- PROBLEM STATEMENT -
State the number of lines in these records holding "конкурса". Say nothing more.

- SUPPLIED MATERIAL -
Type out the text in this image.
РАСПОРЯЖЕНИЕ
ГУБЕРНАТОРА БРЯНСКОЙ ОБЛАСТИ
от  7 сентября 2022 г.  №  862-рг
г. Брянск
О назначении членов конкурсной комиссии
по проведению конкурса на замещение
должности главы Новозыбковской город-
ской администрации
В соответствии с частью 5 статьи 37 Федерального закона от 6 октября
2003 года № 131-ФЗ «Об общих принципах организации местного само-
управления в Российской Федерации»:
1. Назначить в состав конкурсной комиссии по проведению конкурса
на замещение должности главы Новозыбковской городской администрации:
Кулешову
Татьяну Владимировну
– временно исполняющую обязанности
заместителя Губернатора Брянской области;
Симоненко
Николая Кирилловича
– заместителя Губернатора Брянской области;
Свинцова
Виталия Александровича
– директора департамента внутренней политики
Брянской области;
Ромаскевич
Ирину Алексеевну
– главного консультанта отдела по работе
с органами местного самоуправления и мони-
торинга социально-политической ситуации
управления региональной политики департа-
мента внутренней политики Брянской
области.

* * *

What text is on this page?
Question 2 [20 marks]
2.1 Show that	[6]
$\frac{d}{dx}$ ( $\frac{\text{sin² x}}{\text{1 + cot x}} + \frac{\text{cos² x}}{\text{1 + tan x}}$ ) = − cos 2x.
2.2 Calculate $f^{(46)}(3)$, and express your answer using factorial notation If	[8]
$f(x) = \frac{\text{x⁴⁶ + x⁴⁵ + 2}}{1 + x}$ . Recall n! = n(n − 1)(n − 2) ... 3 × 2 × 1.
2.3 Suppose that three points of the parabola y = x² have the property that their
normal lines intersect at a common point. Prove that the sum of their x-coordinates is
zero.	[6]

- RESULT OF THE EXERCISE -
2